> **Work to complete**:
Images excluded, repeat each entry below exactly.

> **Material supplied**:
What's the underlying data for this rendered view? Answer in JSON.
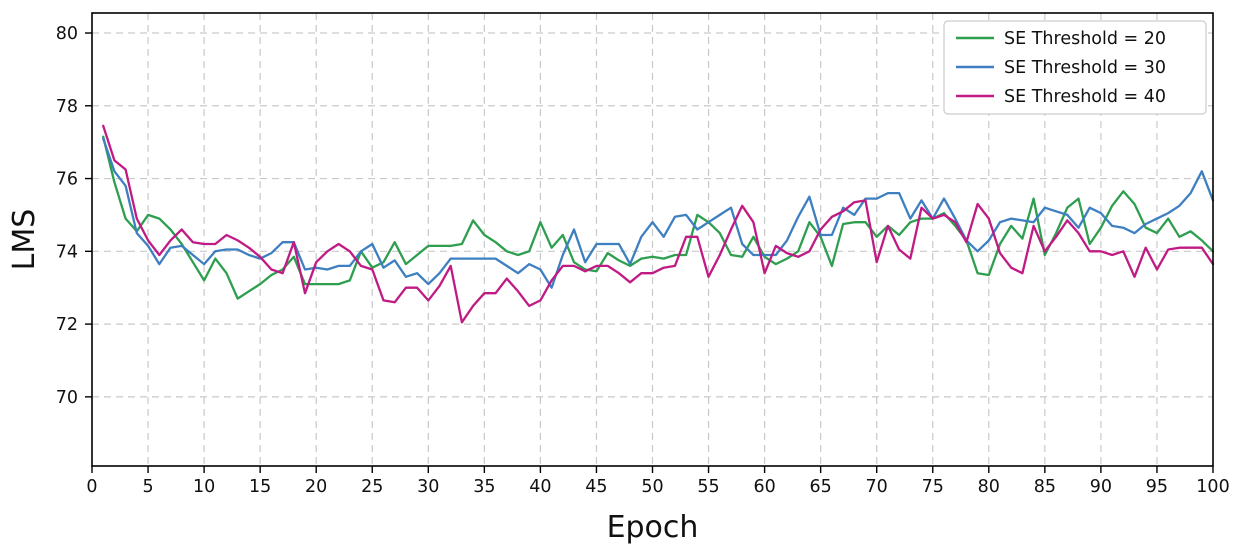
{
  "figure": {
    "xlabel": "Epoch",
    "ylabel": "LMS",
    "background": "#ffffff",
    "spine_color": "#000000",
    "grid_color": "#c9c9c9"
  },
  "axes": {
    "xlim": [
      0,
      100
    ],
    "ylim": [
      68.1,
      80.55
    ],
    "x_ticks": [
      0,
      5,
      10,
      15,
      20,
      25,
      30,
      35,
      40,
      45,
      50,
      55,
      60,
      65,
      70,
      75,
      80,
      85,
      90,
      95,
      100
    ],
    "y_ticks": [
      70,
      72,
      74,
      76,
      78,
      80
    ],
    "grid": true,
    "grid_style": "dashed"
  },
  "legend": {
    "position": "upper right",
    "border_color": "#cccccc",
    "items": [
      {
        "label": "SE Threshold = 20",
        "color": "#2e9e4f"
      },
      {
        "label": "SE Threshold = 30",
        "color": "#3d7fc1"
      },
      {
        "label": "SE Threshold = 40",
        "color": "#c01a84"
      }
    ]
  },
  "chart_data": {
    "type": "line",
    "title": "",
    "xlabel": "Epoch",
    "ylabel": "LMS",
    "xlim": [
      0,
      100
    ],
    "ylim": [
      68.1,
      80.55
    ],
    "grid": true,
    "legend_position": "upper right",
    "x": [
      1,
      2,
      3,
      4,
      5,
      6,
      7,
      8,
      9,
      10,
      11,
      12,
      13,
      14,
      15,
      16,
      17,
      18,
      19,
      20,
      21,
      22,
      23,
      24,
      25,
      26,
      27,
      28,
      29,
      30,
      31,
      32,
      33,
      34,
      35,
      36,
      37,
      38,
      39,
      40,
      41,
      42,
      43,
      44,
      45,
      46,
      47,
      48,
      49,
      50,
      51,
      52,
      53,
      54,
      55,
      56,
      57,
      58,
      59,
      60,
      61,
      62,
      63,
      64,
      65,
      66,
      67,
      68,
      69,
      70,
      71,
      72,
      73,
      74,
      75,
      76,
      77,
      78,
      79,
      80,
      81,
      82,
      83,
      84,
      85,
      86,
      87,
      88,
      89,
      90,
      91,
      92,
      93,
      94,
      95,
      96,
      97,
      98,
      99,
      100
    ],
    "series": [
      {
        "name": "SE Threshold = 20",
        "color": "#2e9e4f",
        "values": [
          77.15,
          75.9,
          74.9,
          74.55,
          75.0,
          74.9,
          74.6,
          74.2,
          73.7,
          73.2,
          73.8,
          73.4,
          72.7,
          72.9,
          73.1,
          73.35,
          73.5,
          73.85,
          73.1,
          73.1,
          73.1,
          73.1,
          73.2,
          74.0,
          73.55,
          73.7,
          74.25,
          73.65,
          73.9,
          74.15,
          74.15,
          74.15,
          74.2,
          74.85,
          74.45,
          74.25,
          74.0,
          73.9,
          74.0,
          74.8,
          74.1,
          74.45,
          73.7,
          73.5,
          73.45,
          73.95,
          73.75,
          73.6,
          73.8,
          73.85,
          73.8,
          73.9,
          73.9,
          75.0,
          74.8,
          74.5,
          73.9,
          73.85,
          74.4,
          73.85,
          73.65,
          73.8,
          74.0,
          74.8,
          74.4,
          73.6,
          74.75,
          74.8,
          74.8,
          74.4,
          74.7,
          74.45,
          74.8,
          74.9,
          74.9,
          75.05,
          74.7,
          74.3,
          73.4,
          73.35,
          74.2,
          74.7,
          74.35,
          75.45,
          73.9,
          74.5,
          75.2,
          75.45,
          74.2,
          74.65,
          75.25,
          75.65,
          75.3,
          74.65,
          74.5,
          74.9,
          74.4,
          74.55,
          74.3,
          74.0
        ]
      },
      {
        "name": "SE Threshold = 30",
        "color": "#3d7fc1",
        "values": [
          77.1,
          76.2,
          75.8,
          74.5,
          74.15,
          73.65,
          74.1,
          74.15,
          73.9,
          73.65,
          74.0,
          74.05,
          74.05,
          73.9,
          73.8,
          73.95,
          74.25,
          74.25,
          73.5,
          73.55,
          73.5,
          73.6,
          73.6,
          74.0,
          74.2,
          73.55,
          73.75,
          73.3,
          73.4,
          73.1,
          73.4,
          73.8,
          73.8,
          73.8,
          73.8,
          73.8,
          73.6,
          73.4,
          73.65,
          73.5,
          73.0,
          73.9,
          74.6,
          73.7,
          74.2,
          74.2,
          74.2,
          73.65,
          74.4,
          74.8,
          74.4,
          74.95,
          75.0,
          74.6,
          74.8,
          75.0,
          75.2,
          74.2,
          73.9,
          73.9,
          73.9,
          74.3,
          74.95,
          75.5,
          74.45,
          74.45,
          75.2,
          75.0,
          75.45,
          75.45,
          75.6,
          75.6,
          74.9,
          75.4,
          74.9,
          75.45,
          74.9,
          74.3,
          74.0,
          74.3,
          74.8,
          74.9,
          74.85,
          74.8,
          75.2,
          75.1,
          75.0,
          74.65,
          75.2,
          75.05,
          74.7,
          74.65,
          74.5,
          74.75,
          74.9,
          75.05,
          75.25,
          75.6,
          76.2,
          75.4
        ]
      },
      {
        "name": "SE Threshold = 40",
        "color": "#c01a84",
        "values": [
          77.45,
          76.5,
          76.25,
          74.9,
          74.3,
          73.9,
          74.3,
          74.6,
          74.25,
          74.2,
          74.2,
          74.45,
          74.3,
          74.1,
          73.85,
          73.5,
          73.4,
          74.25,
          72.85,
          73.7,
          74.0,
          74.2,
          74.0,
          73.6,
          73.5,
          72.65,
          72.6,
          73.0,
          73.0,
          72.65,
          73.05,
          73.6,
          72.05,
          72.5,
          72.85,
          72.85,
          73.25,
          72.9,
          72.5,
          72.65,
          73.2,
          73.6,
          73.6,
          73.45,
          73.6,
          73.6,
          73.4,
          73.15,
          73.4,
          73.4,
          73.55,
          73.6,
          74.4,
          74.4,
          73.3,
          73.9,
          74.6,
          75.25,
          74.8,
          73.4,
          74.15,
          73.95,
          73.85,
          74.0,
          74.6,
          74.95,
          75.1,
          75.35,
          75.4,
          73.7,
          74.7,
          74.05,
          73.8,
          75.2,
          74.9,
          75.0,
          74.8,
          74.25,
          75.3,
          74.9,
          73.95,
          73.55,
          73.4,
          74.7,
          74.0,
          74.4,
          74.85,
          74.5,
          74.0,
          74.0,
          73.9,
          74.0,
          73.3,
          74.1,
          73.5,
          74.05,
          74.1,
          74.1,
          74.1,
          73.65
        ]
      }
    ]
  }
}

> **The reply**:
What's the underlying data for this rendered view? Answer in JSON.
{
  "figure": {
    "xlabel": "Epoch",
    "ylabel": "LMS",
    "background": "#ffffff",
    "spine_color": "#000000",
    "grid_color": "#c9c9c9"
  },
  "axes": {
    "xlim": [
      0,
      100
    ],
    "ylim": [
      68.1,
      80.55
    ],
    "x_ticks": [
      0,
      5,
      10,
      15,
      20,
      25,
      30,
      35,
      40,
      45,
      50,
      55,
      60,
      65,
      70,
      75,
      80,
      85,
      90,
      95,
      100
    ],
    "y_ticks": [
      70,
      72,
      74,
      76,
      78,
      80
    ],
    "grid": true,
    "grid_style": "dashed"
  },
  "legend": {
    "position": "upper right",
    "border_color": "#cccccc",
    "items": [
      {
        "label": "SE Threshold = 20",
        "color": "#2e9e4f"
      },
      {
        "label": "SE Threshold = 30",
        "color": "#3d7fc1"
      },
      {
        "label": "SE Threshold = 40",
        "color": "#c01a84"
      }
    ]
  },
  "chart_data": {
    "type": "line",
    "title": "",
    "xlabel": "Epoch",
    "ylabel": "LMS",
    "xlim": [
      0,
      100
    ],
    "ylim": [
      68.1,
      80.55
    ],
    "grid": true,
    "legend_position": "upper right",
    "x": [
      1,
      2,
      3,
      4,
      5,
      6,
      7,
      8,
      9,
      10,
      11,
      12,
      13,
      14,
      15,
      16,
      17,
      18,
      19,
      20,
      21,
      22,
      23,
      24,
      25,
      26,
      27,
      28,
      29,
      30,
      31,
      32,
      33,
      34,
      35,
      36,
      37,
      38,
      39,
      40,
      41,
      42,
      43,
      44,
      45,
      46,
      47,
      48,
      49,
      50,
      51,
      52,
      53,
      54,
      55,
      56,
      57,
      58,
      59,
      60,
      61,
      62,
      63,
      64,
      65,
      66,
      67,
      68,
      69,
      70,
      71,
      72,
      73,
      74,
      75,
      76,
      77,
      78,
      79,
      80,
      81,
      82,
      83,
      84,
      85,
      86,
      87,
      88,
      89,
      90,
      91,
      92,
      93,
      94,
      95,
      96,
      97,
      98,
      99,
      100
    ],
    "series": [
      {
        "name": "SE Threshold = 20",
        "color": "#2e9e4f",
        "values": [
          77.15,
          75.9,
          74.9,
          74.55,
          75.0,
          74.9,
          74.6,
          74.2,
          73.7,
          73.2,
          73.8,
          73.4,
          72.7,
          72.9,
          73.1,
          73.35,
          73.5,
          73.85,
          73.1,
          73.1,
          73.1,
          73.1,
          73.2,
          74.0,
          73.55,
          73.7,
          74.25,
          73.65,
          73.9,
          74.15,
          74.15,
          74.15,
          74.2,
          74.85,
          74.45,
          74.25,
          74.0,
          73.9,
          74.0,
          74.8,
          74.1,
          74.45,
          73.7,
          73.5,
          73.45,
          73.95,
          73.75,
          73.6,
          73.8,
          73.85,
          73.8,
          73.9,
          73.9,
          75.0,
          74.8,
          74.5,
          73.9,
          73.85,
          74.4,
          73.85,
          73.65,
          73.8,
          74.0,
          74.8,
          74.4,
          73.6,
          74.75,
          74.8,
          74.8,
          74.4,
          74.7,
          74.45,
          74.8,
          74.9,
          74.9,
          75.05,
          74.7,
          74.3,
          73.4,
          73.35,
          74.2,
          74.7,
          74.35,
          75.45,
          73.9,
          74.5,
          75.2,
          75.45,
          74.2,
          74.65,
          75.25,
          75.65,
          75.3,
          74.65,
          74.5,
          74.9,
          74.4,
          74.55,
          74.3,
          74.0
        ]
      },
      {
        "name": "SE Threshold = 30",
        "color": "#3d7fc1",
        "values": [
          77.1,
          76.2,
          75.8,
          74.5,
          74.15,
          73.65,
          74.1,
          74.15,
          73.9,
          73.65,
          74.0,
          74.05,
          74.05,
          73.9,
          73.8,
          73.95,
          74.25,
          74.25,
          73.5,
          73.55,
          73.5,
          73.6,
          73.6,
          74.0,
          74.2,
          73.55,
          73.75,
          73.3,
          73.4,
          73.1,
          73.4,
          73.8,
          73.8,
          73.8,
          73.8,
          73.8,
          73.6,
          73.4,
          73.65,
          73.5,
          73.0,
          73.9,
          74.6,
          73.7,
          74.2,
          74.2,
          74.2,
          73.65,
          74.4,
          74.8,
          74.4,
          74.95,
          75.0,
          74.6,
          74.8,
          75.0,
          75.2,
          74.2,
          73.9,
          73.9,
          73.9,
          74.3,
          74.95,
          75.5,
          74.45,
          74.45,
          75.2,
          75.0,
          75.45,
          75.45,
          75.6,
          75.6,
          74.9,
          75.4,
          74.9,
          75.45,
          74.9,
          74.3,
          74.0,
          74.3,
          74.8,
          74.9,
          74.85,
          74.8,
          75.2,
          75.1,
          75.0,
          74.65,
          75.2,
          75.05,
          74.7,
          74.65,
          74.5,
          74.75,
          74.9,
          75.05,
          75.25,
          75.6,
          76.2,
          75.4
        ]
      },
      {
        "name": "SE Threshold = 40",
        "color": "#c01a84",
        "values": [
          77.45,
          76.5,
          76.25,
          74.9,
          74.3,
          73.9,
          74.3,
          74.6,
          74.25,
          74.2,
          74.2,
          74.45,
          74.3,
          74.1,
          73.85,
          73.5,
          73.4,
          74.25,
          72.85,
          73.7,
          74.0,
          74.2,
          74.0,
          73.6,
          73.5,
          72.65,
          72.6,
          73.0,
          73.0,
          72.65,
          73.05,
          73.6,
          72.05,
          72.5,
          72.85,
          72.85,
          73.25,
          72.9,
          72.5,
          72.65,
          73.2,
          73.6,
          73.6,
          73.45,
          73.6,
          73.6,
          73.4,
          73.15,
          73.4,
          73.4,
          73.55,
          73.6,
          74.4,
          74.4,
          73.3,
          73.9,
          74.6,
          75.25,
          74.8,
          73.4,
          74.15,
          73.95,
          73.85,
          74.0,
          74.6,
          74.95,
          75.1,
          75.35,
          75.4,
          73.7,
          74.7,
          74.05,
          73.8,
          75.2,
          74.9,
          75.0,
          74.8,
          74.25,
          75.3,
          74.9,
          73.95,
          73.55,
          73.4,
          74.7,
          74.0,
          74.4,
          74.85,
          74.5,
          74.0,
          74.0,
          73.9,
          74.0,
          73.3,
          74.1,
          73.5,
          74.05,
          74.1,
          74.1,
          74.1,
          73.65
        ]
      }
    ]
  }
}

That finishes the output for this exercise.